WHAT THE TASK ASKS => Extract the complete listing and output it unchanged.

LISTING =>
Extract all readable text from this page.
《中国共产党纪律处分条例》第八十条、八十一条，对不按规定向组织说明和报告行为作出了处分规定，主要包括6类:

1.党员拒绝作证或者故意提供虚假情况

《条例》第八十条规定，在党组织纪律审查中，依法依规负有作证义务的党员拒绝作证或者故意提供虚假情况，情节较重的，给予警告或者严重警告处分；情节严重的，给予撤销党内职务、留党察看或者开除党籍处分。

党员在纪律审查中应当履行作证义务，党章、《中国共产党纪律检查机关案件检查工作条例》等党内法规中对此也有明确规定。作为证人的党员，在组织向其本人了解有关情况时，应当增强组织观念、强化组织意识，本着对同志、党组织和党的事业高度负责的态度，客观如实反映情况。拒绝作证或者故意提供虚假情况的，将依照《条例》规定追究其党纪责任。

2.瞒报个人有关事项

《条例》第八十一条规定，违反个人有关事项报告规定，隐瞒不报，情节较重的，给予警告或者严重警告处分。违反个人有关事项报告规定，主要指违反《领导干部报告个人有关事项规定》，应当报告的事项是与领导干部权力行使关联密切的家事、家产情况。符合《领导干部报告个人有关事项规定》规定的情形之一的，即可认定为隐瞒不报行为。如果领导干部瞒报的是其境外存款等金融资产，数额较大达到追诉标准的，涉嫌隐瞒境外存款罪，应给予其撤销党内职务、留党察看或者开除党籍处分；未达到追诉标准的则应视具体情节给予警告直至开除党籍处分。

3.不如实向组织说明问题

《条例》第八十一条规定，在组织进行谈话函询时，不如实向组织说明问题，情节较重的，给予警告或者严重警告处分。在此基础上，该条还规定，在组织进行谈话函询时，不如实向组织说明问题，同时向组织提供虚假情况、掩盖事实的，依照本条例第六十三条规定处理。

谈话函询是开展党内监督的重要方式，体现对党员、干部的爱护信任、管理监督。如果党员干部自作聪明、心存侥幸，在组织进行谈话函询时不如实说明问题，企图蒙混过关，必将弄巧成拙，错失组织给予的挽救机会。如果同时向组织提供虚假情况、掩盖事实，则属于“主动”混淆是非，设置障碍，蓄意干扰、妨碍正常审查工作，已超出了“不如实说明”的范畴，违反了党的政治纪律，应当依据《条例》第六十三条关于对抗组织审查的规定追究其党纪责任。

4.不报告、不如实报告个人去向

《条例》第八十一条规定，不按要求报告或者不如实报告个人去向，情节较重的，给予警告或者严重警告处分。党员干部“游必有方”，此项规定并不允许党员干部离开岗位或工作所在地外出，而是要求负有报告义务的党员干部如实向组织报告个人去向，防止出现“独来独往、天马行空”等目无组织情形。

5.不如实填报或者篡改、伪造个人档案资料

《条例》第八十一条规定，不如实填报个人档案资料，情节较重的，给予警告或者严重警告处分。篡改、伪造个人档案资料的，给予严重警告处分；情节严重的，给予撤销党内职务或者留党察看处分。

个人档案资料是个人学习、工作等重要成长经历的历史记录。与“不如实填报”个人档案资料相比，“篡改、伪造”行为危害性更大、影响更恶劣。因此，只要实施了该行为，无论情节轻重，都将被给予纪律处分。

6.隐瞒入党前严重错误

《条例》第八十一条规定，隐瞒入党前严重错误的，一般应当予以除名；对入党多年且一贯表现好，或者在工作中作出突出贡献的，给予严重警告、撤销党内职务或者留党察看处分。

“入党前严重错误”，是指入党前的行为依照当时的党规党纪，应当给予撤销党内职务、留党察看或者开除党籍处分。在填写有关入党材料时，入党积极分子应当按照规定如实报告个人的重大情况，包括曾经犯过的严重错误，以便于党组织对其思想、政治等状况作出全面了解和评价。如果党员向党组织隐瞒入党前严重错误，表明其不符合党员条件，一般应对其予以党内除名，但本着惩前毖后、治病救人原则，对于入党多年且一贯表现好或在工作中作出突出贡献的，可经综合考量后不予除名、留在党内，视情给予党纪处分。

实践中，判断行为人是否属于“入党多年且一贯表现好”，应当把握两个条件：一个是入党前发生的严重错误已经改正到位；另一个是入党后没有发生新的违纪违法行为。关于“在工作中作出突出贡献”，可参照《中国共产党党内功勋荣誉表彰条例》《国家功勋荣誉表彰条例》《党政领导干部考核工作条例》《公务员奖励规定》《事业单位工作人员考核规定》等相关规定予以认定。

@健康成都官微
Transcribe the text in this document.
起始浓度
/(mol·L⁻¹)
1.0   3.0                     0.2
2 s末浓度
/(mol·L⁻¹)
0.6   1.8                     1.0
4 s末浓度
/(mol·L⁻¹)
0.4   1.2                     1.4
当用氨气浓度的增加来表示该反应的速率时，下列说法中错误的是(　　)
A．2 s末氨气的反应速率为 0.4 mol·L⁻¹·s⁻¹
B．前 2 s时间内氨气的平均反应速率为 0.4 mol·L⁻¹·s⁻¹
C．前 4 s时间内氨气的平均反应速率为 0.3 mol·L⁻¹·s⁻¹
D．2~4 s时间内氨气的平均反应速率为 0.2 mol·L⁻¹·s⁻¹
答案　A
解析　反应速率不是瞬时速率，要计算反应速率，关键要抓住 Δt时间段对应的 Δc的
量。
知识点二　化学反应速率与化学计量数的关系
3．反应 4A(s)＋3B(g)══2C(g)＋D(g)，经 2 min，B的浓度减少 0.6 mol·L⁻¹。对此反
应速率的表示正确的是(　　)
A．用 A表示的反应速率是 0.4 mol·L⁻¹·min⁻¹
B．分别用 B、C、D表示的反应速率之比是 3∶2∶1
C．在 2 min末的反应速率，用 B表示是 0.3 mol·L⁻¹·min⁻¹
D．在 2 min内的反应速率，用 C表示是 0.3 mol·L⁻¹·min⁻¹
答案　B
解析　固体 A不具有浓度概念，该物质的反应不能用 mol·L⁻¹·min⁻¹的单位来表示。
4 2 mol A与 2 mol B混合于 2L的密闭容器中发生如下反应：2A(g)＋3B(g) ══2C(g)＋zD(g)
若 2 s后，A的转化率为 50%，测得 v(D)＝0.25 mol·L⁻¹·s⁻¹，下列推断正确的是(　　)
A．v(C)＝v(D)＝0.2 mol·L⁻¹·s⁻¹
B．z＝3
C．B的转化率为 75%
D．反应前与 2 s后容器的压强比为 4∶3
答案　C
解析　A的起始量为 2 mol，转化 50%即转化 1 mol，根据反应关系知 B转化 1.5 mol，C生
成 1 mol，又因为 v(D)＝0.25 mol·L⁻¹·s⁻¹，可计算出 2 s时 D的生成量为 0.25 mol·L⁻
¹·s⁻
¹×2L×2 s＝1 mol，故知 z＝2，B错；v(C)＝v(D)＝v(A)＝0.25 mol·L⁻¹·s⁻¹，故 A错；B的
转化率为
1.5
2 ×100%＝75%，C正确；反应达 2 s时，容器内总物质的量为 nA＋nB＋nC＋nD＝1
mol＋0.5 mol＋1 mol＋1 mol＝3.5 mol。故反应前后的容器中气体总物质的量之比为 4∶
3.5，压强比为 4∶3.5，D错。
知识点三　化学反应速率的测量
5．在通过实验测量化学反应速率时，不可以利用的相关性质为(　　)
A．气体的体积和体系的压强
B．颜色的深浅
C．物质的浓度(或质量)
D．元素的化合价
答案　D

SOLUTION TO THIS PROBLEM =>
Extract all readable text from this page.
《中国共产党纪律处分条例》第八十条、八十一条，对不按规定向组织说明和报告行为作出了处分规定，主要包括6类:

1.党员拒绝作证或者故意提供虚假情况

《条例》第八十条规定，在党组织纪律审查中，依法依规负有作证义务的党员拒绝作证或者故意提供虚假情况，情节较重的，给予警告或者严重警告处分；情节严重的，给予撤销党内职务、留党察看或者开除党籍处分。

党员在纪律审查中应当履行作证义务，党章、《中国共产党纪律检查机关案件检查工作条例》等党内法规中对此也有明确规定。作为证人的党员，在组织向其本人了解有关情况时，应当增强组织观念、强化组织意识，本着对同志、党组织和党的事业高度负责的态度，客观如实反映情况。拒绝作证或者故意提供虚假情况的，将依照《条例》规定追究其党纪责任。

2.瞒报个人有关事项

《条例》第八十一条规定，违反个人有关事项报告规定，隐瞒不报，情节较重的，给予警告或者严重警告处分。违反个人有关事项报告规定，主要指违反《领导干部报告个人有关事项规定》，应当报告的事项是与领导干部权力行使关联密切的家事、家产情况。符合《领导干部报告个人有关事项规定》规定的情形之一的，即可认定为隐瞒不报行为。如果领导干部瞒报的是其境外存款等金融资产，数额较大达到追诉标准的，涉嫌隐瞒境外存款罪，应给予其撤销党内职务、留党察看或者开除党籍处分；未达到追诉标准的则应视具体情节给予警告直至开除党籍处分。

3.不如实向组织说明问题

《条例》第八十一条规定，在组织进行谈话函询时，不如实向组织说明问题，情节较重的，给予警告或者严重警告处分。在此基础上，该条还规定，在组织进行谈话函询时，不如实向组织说明问题，同时向组织提供虚假情况、掩盖事实的，依照本条例第六十三条规定处理。

谈话函询是开展党内监督的重要方式，体现对党员、干部的爱护信任、管理监督。如果党员干部自作聪明、心存侥幸，在组织进行谈话函询时不如实说明问题，企图蒙混过关，必将弄巧成拙，错失组织给予的挽救机会。如果同时向组织提供虚假情况、掩盖事实，则属于“主动”混淆是非，设置障碍，蓄意干扰、妨碍正常审查工作，已超出了“不如实说明”的范畴，违反了党的政治纪律，应当依据《条例》第六十三条关于对抗组织审查的规定追究其党纪责任。

4.不报告、不如实报告个人去向

《条例》第八十一条规定，不按要求报告或者不如实报告个人去向，情节较重的，给予警告或者严重警告处分。党员干部“游必有方”，此项规定并不允许党员干部离开岗位或工作所在地外出，而是要求负有报告义务的党员干部如实向组织报告个人去向，防止出现“独来独往、天马行空”等目无组织情形。

5.不如实填报或者篡改、伪造个人档案资料

《条例》第八十一条规定，不如实填报个人档案资料，情节较重的，给予警告或者严重警告处分。篡改、伪造个人档案资料的，给予严重警告处分；情节严重的，给予撤销党内职务或者留党察看处分。

个人档案资料是个人学习、工作等重要成长经历的历史记录。与“不如实填报”个人档案资料相比，“篡改、伪造”行为危害性更大、影响更恶劣。因此，只要实施了该行为，无论情节轻重，都将被给予纪律处分。

6.隐瞒入党前严重错误

《条例》第八十一条规定，隐瞒入党前严重错误的，一般应当予以除名；对入党多年且一贯表现好，或者在工作中作出突出贡献的，给予严重警告、撤销党内职务或者留党察看处分。

“入党前严重错误”，是指入党前的行为依照当时的党规党纪，应当给予撤销党内职务、留党察看或者开除党籍处分。在填写有关入党材料时，入党积极分子应当按照规定如实报告个人的重大情况，包括曾经犯过的严重错误，以便于党组织对其思想、政治等状况作出全面了解和评价。如果党员向党组织隐瞒入党前严重错误，表明其不符合党员条件，一般应对其予以党内除名，但本着惩前毖后、治病救人原则，对于入党多年且一贯表现好或在工作中作出突出贡献的，可经综合考量后不予除名、留在党内，视情给予党纪处分。

实践中，判断行为人是否属于“入党多年且一贯表现好”，应当把握两个条件：一个是入党前发生的严重错误已经改正到位；另一个是入党后没有发生新的违纪违法行为。关于“在工作中作出突出贡献”，可参照《中国共产党党内功勋荣誉表彰条例》《国家功勋荣誉表彰条例》《党政领导干部考核工作条例》《公务员奖励规定》《事业单位工作人员考核规定》等相关规定予以认定。

@健康成都官微
Transcribe the text in this document.
起始浓度
/(mol·L⁻¹)
1.0   3.0                     0.2
2 s末浓度
/(mol·L⁻¹)
0.6   1.8                     1.0
4 s末浓度
/(mol·L⁻¹)
0.4   1.2                     1.4
当用氨气浓度的增加来表示该反应的速率时，下列说法中错误的是(　　)
A．2 s末氨气的反应速率为 0.4 mol·L⁻¹·s⁻¹
B．前 2 s时间内氨气的平均反应速率为 0.4 mol·L⁻¹·s⁻¹
C．前 4 s时间内氨气的平均反应速率为 0.3 mol·L⁻¹·s⁻¹
D．2~4 s时间内氨气的平均反应速率为 0.2 mol·L⁻¹·s⁻¹
答案　A
解析　反应速率不是瞬时速率，要计算反应速率，关键要抓住 Δt时间段对应的 Δc的
量。
知识点二　化学反应速率与化学计量数的关系
3．反应 4A(s)＋3B(g)══2C(g)＋D(g)，经 2 min，B的浓度减少 0.6 mol·L⁻¹。对此反
应速率的表示正确的是(　　)
A．用 A表示的反应速率是 0.4 mol·L⁻¹·min⁻¹
B．分别用 B、C、D表示的反应速率之比是 3∶2∶1
C．在 2 min末的反应速率，用 B表示是 0.3 mol·L⁻¹·min⁻¹
D．在 2 min内的反应速率，用 C表示是 0.3 mol·L⁻¹·min⁻¹
答案　B
解析　固体 A不具有浓度概念，该物质的反应不能用 mol·L⁻¹·min⁻¹的单位来表示。
4 2 mol A与 2 mol B混合于 2L的密闭容器中发生如下反应：2A(g)＋3B(g) ══2C(g)＋zD(g)
若 2 s后，A的转化率为 50%，测得 v(D)＝0.25 mol·L⁻¹·s⁻¹，下列推断正确的是(　　)
A．v(C)＝v(D)＝0.2 mol·L⁻¹·s⁻¹
B．z＝3
C．B的转化率为 75%
D．反应前与 2 s后容器的压强比为 4∶3
答案　C
解析　A的起始量为 2 mol，转化 50%即转化 1 mol，根据反应关系知 B转化 1.5 mol，C生
成 1 mol，又因为 v(D)＝0.25 mol·L⁻¹·s⁻¹，可计算出 2 s时 D的生成量为 0.25 mol·L⁻
¹·s⁻
¹×2L×2 s＝1 mol，故知 z＝2，B错；v(C)＝v(D)＝v(A)＝0.25 mol·L⁻¹·s⁻¹，故 A错；B的
转化率为
1.5
2 ×100%＝75%，C正确；反应达 2 s时，容器内总物质的量为 nA＋nB＋nC＋nD＝1
mol＋0.5 mol＋1 mol＋1 mol＝3.5 mol。故反应前后的容器中气体总物质的量之比为 4∶
3.5，压强比为 4∶3.5，D错。
知识点三　化学反应速率的测量
5．在通过实验测量化学反应速率时，不可以利用的相关性质为(　　)
A．气体的体积和体系的压强
B．颜色的深浅
C．物质的浓度(或质量)
D．元素的化合价
答案　D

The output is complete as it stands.